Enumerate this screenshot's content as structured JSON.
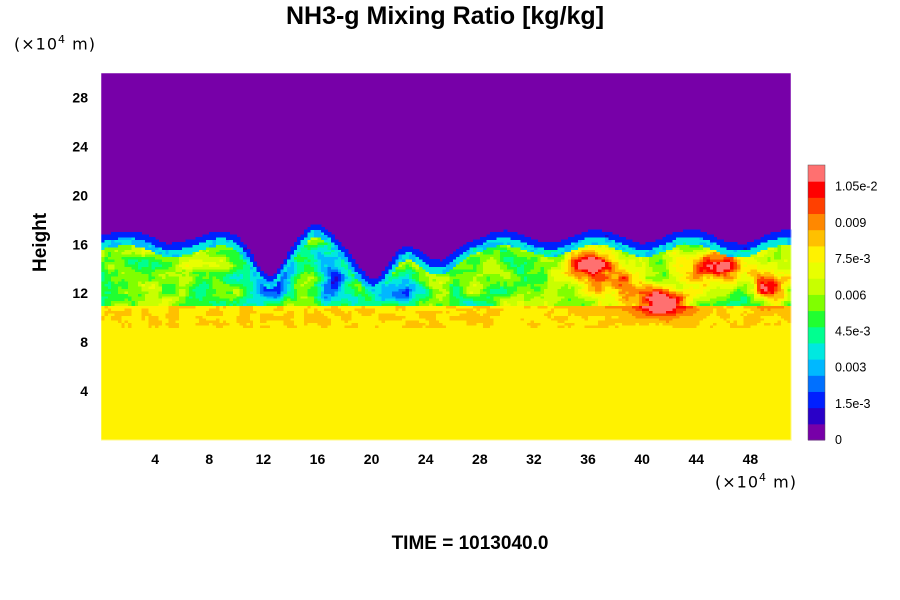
{
  "chart_data": {
    "type": "heatmap",
    "title": "NH3-g Mixing Ratio [kg/kg]",
    "ylabel": "Height",
    "x_unit": {
      "prefix": "(×10",
      "exp": "4",
      "suffix": " m)"
    },
    "y_unit": {
      "prefix": "(×10",
      "exp": "4",
      "suffix": " m)"
    },
    "x_ticks": [
      4,
      8,
      12,
      16,
      20,
      24,
      28,
      32,
      36,
      40,
      44,
      48
    ],
    "y_ticks": [
      4,
      8,
      12,
      16,
      20,
      24,
      28
    ],
    "xlim": [
      0,
      51
    ],
    "ylim": [
      0,
      30
    ],
    "colorbar": {
      "range": [
        0,
        0.0114
      ],
      "tick_values": [
        0,
        0.0015,
        0.003,
        0.0045,
        0.006,
        0.0075,
        0.009,
        0.0105
      ],
      "tick_labels": [
        "0",
        "1.5e-3",
        "0.003",
        "4.5e-3",
        "0.006",
        "7.5e-3",
        "0.009",
        "1.05e-2"
      ],
      "colors": [
        "#7700a8",
        "#2a00c8",
        "#0020ff",
        "#0070ff",
        "#00b8ff",
        "#00e8e0",
        "#00ff90",
        "#20ff30",
        "#80ff00",
        "#c8ff00",
        "#e8ff00",
        "#fff200",
        "#ffc000",
        "#ff8800",
        "#ff4000",
        "#ff0000",
        "#ff7070"
      ]
    },
    "field_approx": {
      "description_levels": "upper region (height > ~16) is 0; lower layer (height < ~9.5) about 0.0078; mixed layer 9.5–16 ranges 0.002–0.011 with maxima near x=36–50",
      "upper_value": 0,
      "lower_value": 0.0078
    },
    "footer": {
      "label": "TIME = ",
      "value": "1013040.0"
    }
  }
}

++++++++++

What to do >> Repeat the records above exactly, leaving out the pictures.

Result of the exercise >>
Enumerate this screenshot's content as structured JSON.
{
  "chart_data": {
    "type": "heatmap",
    "title": "NH3-g Mixing Ratio [kg/kg]",
    "ylabel": "Height",
    "x_unit": {
      "prefix": "(×10",
      "exp": "4",
      "suffix": " m)"
    },
    "y_unit": {
      "prefix": "(×10",
      "exp": "4",
      "suffix": " m)"
    },
    "x_ticks": [
      4,
      8,
      12,
      16,
      20,
      24,
      28,
      32,
      36,
      40,
      44,
      48
    ],
    "y_ticks": [
      4,
      8,
      12,
      16,
      20,
      24,
      28
    ],
    "xlim": [
      0,
      51
    ],
    "ylim": [
      0,
      30
    ],
    "colorbar": {
      "range": [
        0,
        0.0114
      ],
      "tick_values": [
        0,
        0.0015,
        0.003,
        0.0045,
        0.006,
        0.0075,
        0.009,
        0.0105
      ],
      "tick_labels": [
        "0",
        "1.5e-3",
        "0.003",
        "4.5e-3",
        "0.006",
        "7.5e-3",
        "0.009",
        "1.05e-2"
      ],
      "colors": [
        "#7700a8",
        "#2a00c8",
        "#0020ff",
        "#0070ff",
        "#00b8ff",
        "#00e8e0",
        "#00ff90",
        "#20ff30",
        "#80ff00",
        "#c8ff00",
        "#e8ff00",
        "#fff200",
        "#ffc000",
        "#ff8800",
        "#ff4000",
        "#ff0000",
        "#ff7070"
      ]
    },
    "field_approx": {
      "description_levels": "upper region (height > ~16) is 0; lower layer (height < ~9.5) about 0.0078; mixed layer 9.5–16 ranges 0.002–0.011 with maxima near x=36–50",
      "upper_value": 0,
      "lower_value": 0.0078
    },
    "footer": {
      "label": "TIME = ",
      "value": "1013040.0"
    }
  }
}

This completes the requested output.